» Short task
Each entry that follows is to be retyped exactly. Pictures do not belong in the copy.

» Figure data in JSON
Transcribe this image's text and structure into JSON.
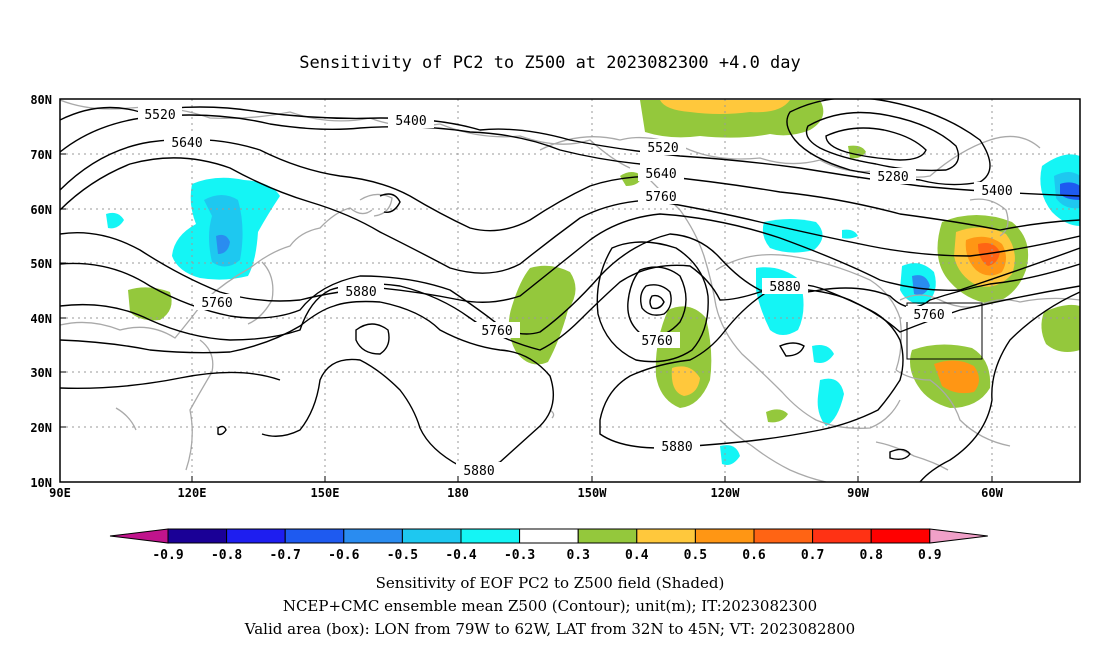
{
  "title": "Sensitivity of PC2 to Z500 at 2023082300 +4.0 day",
  "axes": {
    "x_ticks": [
      "90E",
      "120E",
      "150E",
      "180",
      "150W",
      "120W",
      "90W",
      "60W"
    ],
    "y_ticks": [
      "80N",
      "70N",
      "60N",
      "50N",
      "40N",
      "30N",
      "20N",
      "10N"
    ]
  },
  "contour_labels": {
    "c5520_a": "5520",
    "c5400_a": "5400",
    "c5640_a": "5640",
    "c5760_a": "5760",
    "c5880_a": "5880",
    "c5760_b": "5760",
    "c5520_b": "5520",
    "c5640_b": "5640",
    "c5760_c": "5760",
    "c5760_d": "5760",
    "c5880_b": "5880",
    "c5880_c": "5880",
    "c5760_e": "5760",
    "c5280": "5280",
    "c5400_b": "5400",
    "c5880_d": "5880"
  },
  "colorbar": {
    "labels": [
      "-0.9",
      "-0.8",
      "-0.7",
      "-0.6",
      "-0.5",
      "-0.4",
      "-0.3",
      "0.3",
      "0.4",
      "0.5",
      "0.6",
      "0.7",
      "0.8",
      "0.9"
    ],
    "colors": [
      "#1a0096",
      "#1e1ef0",
      "#1e5af0",
      "#2a8cf0",
      "#1ec8f0",
      "#14f5f5",
      "#ffffff",
      "#94c83c",
      "#ffc83c",
      "#ff9614",
      "#ff6414",
      "#ff3214",
      "#ff0000"
    ],
    "low_extension_color": "#c0148c",
    "high_extension_color": "#f0a0c8"
  },
  "captions": {
    "line1": "Sensitivity of EOF PC2 to Z500 field (Shaded)",
    "line2": "NCEP+CMC ensemble mean Z500 (Contour); unit(m); IT:2023082300",
    "line3": "Valid area (box): LON from 79W to 62W, LAT from 32N to 45N; VT: 2023082800"
  },
  "valid_box": {
    "lon_west": "79W",
    "lon_east": "62W",
    "lat_south": "32N",
    "lat_north": "45N"
  }
}
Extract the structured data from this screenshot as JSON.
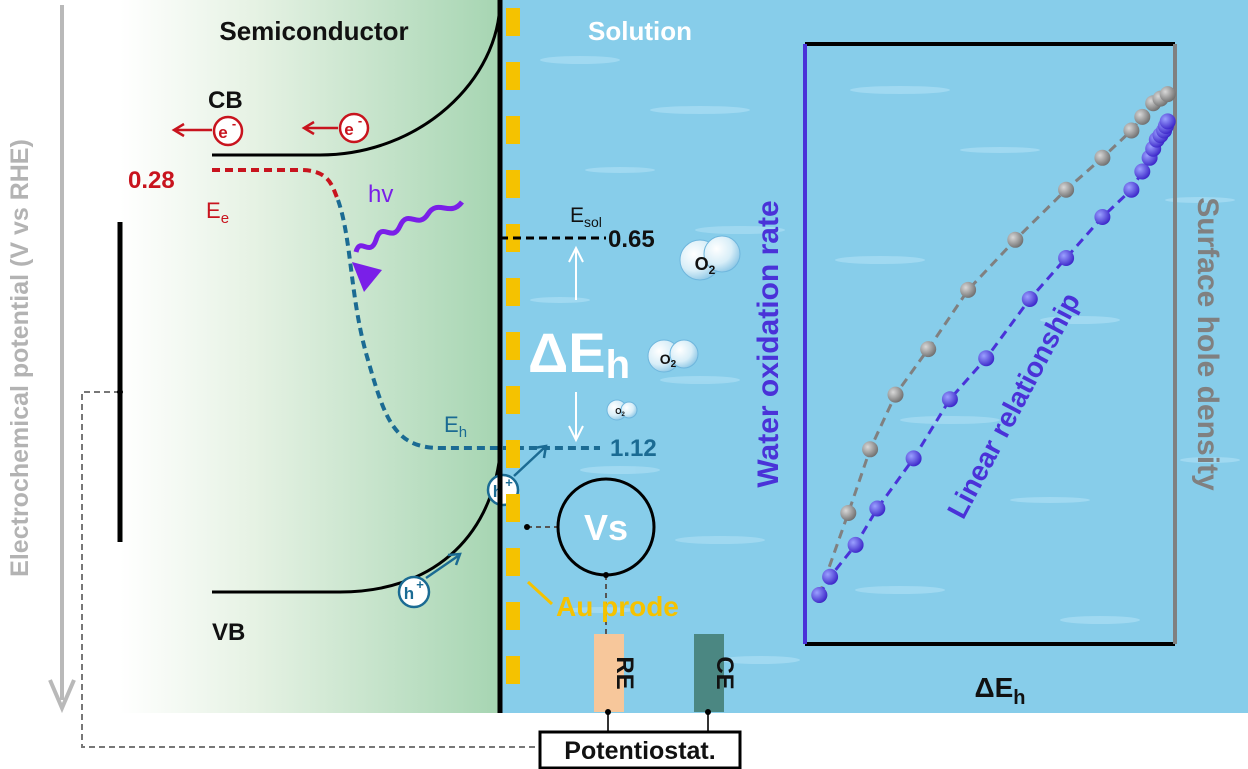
{
  "labels": {
    "semiconductor": "Semiconductor",
    "solution": "Solution",
    "cb": "CB",
    "vb": "VB",
    "electron": "e",
    "electron_sup": "-",
    "hole": "h",
    "hole_sup": "+",
    "value_028": "0.28",
    "ee_main": "E",
    "ee_sub": "e",
    "hv": "hv",
    "esol_main": "E",
    "esol_sub": "sol",
    "value_065": "0.65",
    "delta_eh_main": "ΔE",
    "delta_eh_sub": "h",
    "eh_main": "E",
    "eh_sub": "h",
    "value_112": "1.12",
    "o2_main": "O",
    "o2_sub": "2",
    "vs": "Vs",
    "au_probe": "Au prode",
    "re": "RE",
    "ce": "CE",
    "potentiostat": "Potentiostat.",
    "y_axis": "Electrochemical potential (V vs RHE)"
  },
  "inset": {
    "left_axis_label": "Water oxidation rate",
    "right_axis_label": "Surface hole density",
    "x_axis_main": "ΔE",
    "x_axis_sub": "h",
    "trend_label": "Linear relationship"
  },
  "colors": {
    "electron_red": "#c8141e",
    "hole_blue": "#1b6b93",
    "photon_purple": "#7a1fe8",
    "series_purple": "#4a32d8",
    "series_gray": "#808080",
    "gold": "#f5c200",
    "solution_blue": "#87cdea"
  },
  "chart_data": {
    "type": "scatter",
    "xlabel": "ΔEh",
    "ylabel": "Water oxidation rate",
    "y2label": "Surface hole density",
    "series": [
      {
        "name": "Water oxidation rate",
        "x": [
          0.02,
          0.05,
          0.12,
          0.18,
          0.28,
          0.38,
          0.48,
          0.6,
          0.7,
          0.8,
          0.88,
          0.91,
          0.93,
          0.94,
          0.95,
          0.96,
          0.97,
          0.975,
          0.98
        ],
        "y": [
          0.09,
          0.13,
          0.2,
          0.28,
          0.39,
          0.52,
          0.61,
          0.74,
          0.83,
          0.92,
          0.98,
          1.02,
          1.05,
          1.07,
          1.09,
          1.1,
          1.11,
          1.12,
          1.13
        ]
      },
      {
        "name": "Surface hole density",
        "x": [
          0.02,
          0.1,
          0.16,
          0.23,
          0.32,
          0.43,
          0.56,
          0.7,
          0.8,
          0.88,
          0.91,
          0.94,
          0.96,
          0.98
        ],
        "y": [
          0.09,
          0.27,
          0.41,
          0.53,
          0.63,
          0.76,
          0.87,
          0.98,
          1.05,
          1.11,
          1.14,
          1.17,
          1.18,
          1.19
        ]
      }
    ]
  }
}
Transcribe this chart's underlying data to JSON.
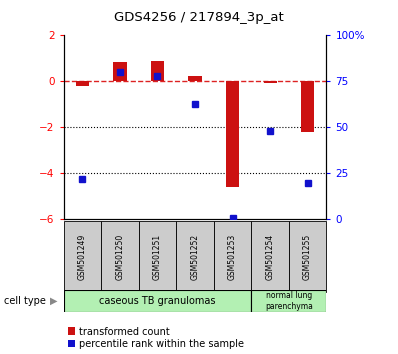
{
  "title": "GDS4256 / 217894_3p_at",
  "samples": [
    "GSM501249",
    "GSM501250",
    "GSM501251",
    "GSM501252",
    "GSM501253",
    "GSM501254",
    "GSM501255"
  ],
  "transformed_count": [
    -0.2,
    0.85,
    0.9,
    0.25,
    -4.6,
    -0.05,
    -2.2
  ],
  "percentile_rank": [
    22,
    80,
    78,
    63,
    1,
    48,
    20
  ],
  "ylim_left": [
    -6,
    2
  ],
  "ylim_right": [
    0,
    100
  ],
  "yticks_left": [
    2,
    0,
    -2,
    -4,
    -6
  ],
  "yticks_right": [
    100,
    75,
    50,
    25,
    0
  ],
  "ytick_labels_right": [
    "100%",
    "75",
    "50",
    "25",
    "0"
  ],
  "bar_color": "#cc1111",
  "dot_color": "#1111cc",
  "hline_color": "#dd2222",
  "dotted_lines": [
    -2,
    -4
  ],
  "background_color": "#ffffff",
  "plot_bg_color": "#ffffff",
  "tick_bg_color": "#cccccc",
  "green_color": "#b3f0b3",
  "cell_type_label": "cell type"
}
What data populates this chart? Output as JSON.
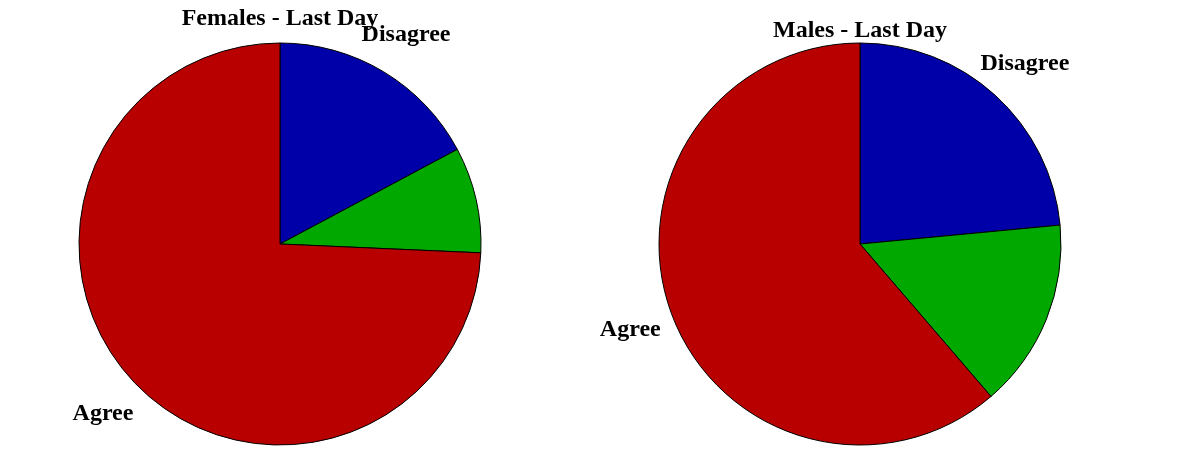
{
  "chart_data": [
    {
      "type": "pie",
      "title": "Females - Last Day",
      "categories": [
        "Disagree",
        null,
        "Agree"
      ],
      "values": [
        17.2,
        8.5,
        74.3
      ],
      "colors": [
        "#0000a8",
        "#00a800",
        "#b80000"
      ],
      "legend": false
    },
    {
      "type": "pie",
      "title": "Males - Last Day",
      "categories": [
        "Disagree",
        null,
        "Agree"
      ],
      "values": [
        23.5,
        15.2,
        61.3
      ],
      "colors": [
        "#0000a8",
        "#00a800",
        "#b80000"
      ],
      "legend": false
    }
  ]
}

» Completed task
Transcribe this image's text and structure into JSON.
{
  "title": "Sensitivity of PC2 to Z500 at 2023082300 +4.0 day",
  "axes": {
    "x_ticks": [
      "90E",
      "120E",
      "150E",
      "180",
      "150W",
      "120W",
      "90W",
      "60W"
    ],
    "y_ticks": [
      "80N",
      "70N",
      "60N",
      "50N",
      "40N",
      "30N",
      "20N",
      "10N"
    ]
  },
  "contour_labels": {
    "c5520_a": "5520",
    "c5400_a": "5400",
    "c5640_a": "5640",
    "c5760_a": "5760",
    "c5880_a": "5880",
    "c5760_b": "5760",
    "c5520_b": "5520",
    "c5640_b": "5640",
    "c5760_c": "5760",
    "c5760_d": "5760",
    "c5880_b": "5880",
    "c5880_c": "5880",
    "c5760_e": "5760",
    "c5280": "5280",
    "c5400_b": "5400",
    "c5880_d": "5880"
  },
  "colorbar": {
    "labels": [
      "-0.9",
      "-0.8",
      "-0.7",
      "-0.6",
      "-0.5",
      "-0.4",
      "-0.3",
      "0.3",
      "0.4",
      "0.5",
      "0.6",
      "0.7",
      "0.8",
      "0.9"
    ],
    "colors": [
      "#1a0096",
      "#1e1ef0",
      "#1e5af0",
      "#2a8cf0",
      "#1ec8f0",
      "#14f5f5",
      "#ffffff",
      "#94c83c",
      "#ffc83c",
      "#ff9614",
      "#ff6414",
      "#ff3214",
      "#ff0000"
    ],
    "low_extension_color": "#c0148c",
    "high_extension_color": "#f0a0c8"
  },
  "captions": {
    "line1": "Sensitivity of EOF PC2 to Z500 field (Shaded)",
    "line2": "NCEP+CMC ensemble mean Z500 (Contour); unit(m); IT:2023082300",
    "line3": "Valid area (box): LON from 79W to 62W, LAT from 32N to 45N; VT: 2023082800"
  },
  "valid_box": {
    "lon_west": "79W",
    "lon_east": "62W",
    "lat_south": "32N",
    "lat_north": "45N"
  }
}
Extract the structured data from this screenshot as JSON.
{
  "labels": {
    "semiconductor": "Semiconductor",
    "solution": "Solution",
    "cb": "CB",
    "vb": "VB",
    "electron": "e",
    "electron_sup": "-",
    "hole": "h",
    "hole_sup": "+",
    "value_028": "0.28",
    "ee_main": "E",
    "ee_sub": "e",
    "hv": "hv",
    "esol_main": "E",
    "esol_sub": "sol",
    "value_065": "0.65",
    "delta_eh_main": "ΔE",
    "delta_eh_sub": "h",
    "eh_main": "E",
    "eh_sub": "h",
    "value_112": "1.12",
    "o2_main": "O",
    "o2_sub": "2",
    "vs": "Vs",
    "au_probe": "Au prode",
    "re": "RE",
    "ce": "CE",
    "potentiostat": "Potentiostat.",
    "y_axis": "Electrochemical potential (V vs RHE)"
  },
  "inset": {
    "left_axis_label": "Water oxidation rate",
    "right_axis_label": "Surface hole density",
    "x_axis_main": "ΔE",
    "x_axis_sub": "h",
    "trend_label": "Linear relationship"
  },
  "colors": {
    "electron_red": "#c8141e",
    "hole_blue": "#1b6b93",
    "photon_purple": "#7a1fe8",
    "series_purple": "#4a32d8",
    "series_gray": "#808080",
    "gold": "#f5c200",
    "solution_blue": "#87cdea"
  },
  "chart_data": {
    "type": "scatter",
    "xlabel": "ΔEh",
    "ylabel": "Water oxidation rate",
    "y2label": "Surface hole density",
    "series": [
      {
        "name": "Water oxidation rate",
        "x": [
          0.02,
          0.05,
          0.12,
          0.18,
          0.28,
          0.38,
          0.48,
          0.6,
          0.7,
          0.8,
          0.88,
          0.91,
          0.93,
          0.94,
          0.95,
          0.96,
          0.97,
          0.975,
          0.98
        ],
        "y": [
          0.09,
          0.13,
          0.2,
          0.28,
          0.39,
          0.52,
          0.61,
          0.74,
          0.83,
          0.92,
          0.98,
          1.02,
          1.05,
          1.07,
          1.09,
          1.1,
          1.11,
          1.12,
          1.13
        ]
      },
      {
        "name": "Surface hole density",
        "x": [
          0.02,
          0.1,
          0.16,
          0.23,
          0.32,
          0.43,
          0.56,
          0.7,
          0.8,
          0.88,
          0.91,
          0.94,
          0.96,
          0.98
        ],
        "y": [
          0.09,
          0.27,
          0.41,
          0.53,
          0.63,
          0.76,
          0.87,
          0.98,
          1.05,
          1.11,
          1.14,
          1.17,
          1.18,
          1.19
        ]
      }
    ]
  }
}
Transcribe this chart's underlying data to JSON.
{
  "title": "GDS4256 / 217894_3p_at",
  "samples": [
    "GSM501249",
    "GSM501250",
    "GSM501251",
    "GSM501252",
    "GSM501253",
    "GSM501254",
    "GSM501255"
  ],
  "transformed_count": [
    -0.2,
    0.85,
    0.9,
    0.25,
    -4.6,
    -0.05,
    -2.2
  ],
  "percentile_rank": [
    22,
    80,
    78,
    63,
    1,
    48,
    20
  ],
  "ylim_left": [
    -6,
    2
  ],
  "ylim_right": [
    0,
    100
  ],
  "yticks_left": [
    2,
    0,
    -2,
    -4,
    -6
  ],
  "yticks_right": [
    100,
    75,
    50,
    25,
    0
  ],
  "ytick_labels_right": [
    "100%",
    "75",
    "50",
    "25",
    "0"
  ],
  "bar_color": "#cc1111",
  "dot_color": "#1111cc",
  "hline_color": "#dd2222",
  "dotted_lines": [
    -2,
    -4
  ],
  "background_color": "#ffffff",
  "plot_bg_color": "#ffffff",
  "tick_bg_color": "#cccccc",
  "green_color": "#b3f0b3",
  "cell_type_label": "cell type"
}
What data populates this chart? Output as JSON.
{
  "chart_data": [
    {
      "type": "pie",
      "title": "Females - Last Day",
      "categories": [
        "Disagree",
        null,
        "Agree"
      ],
      "values": [
        17.2,
        8.5,
        74.3
      ],
      "colors": [
        "#0000a8",
        "#00a800",
        "#b80000"
      ],
      "legend": false
    },
    {
      "type": "pie",
      "title": "Males - Last Day",
      "categories": [
        "Disagree",
        null,
        "Agree"
      ],
      "values": [
        23.5,
        15.2,
        61.3
      ],
      "colors": [
        "#0000a8",
        "#00a800",
        "#b80000"
      ],
      "legend": false
    }
  ]
}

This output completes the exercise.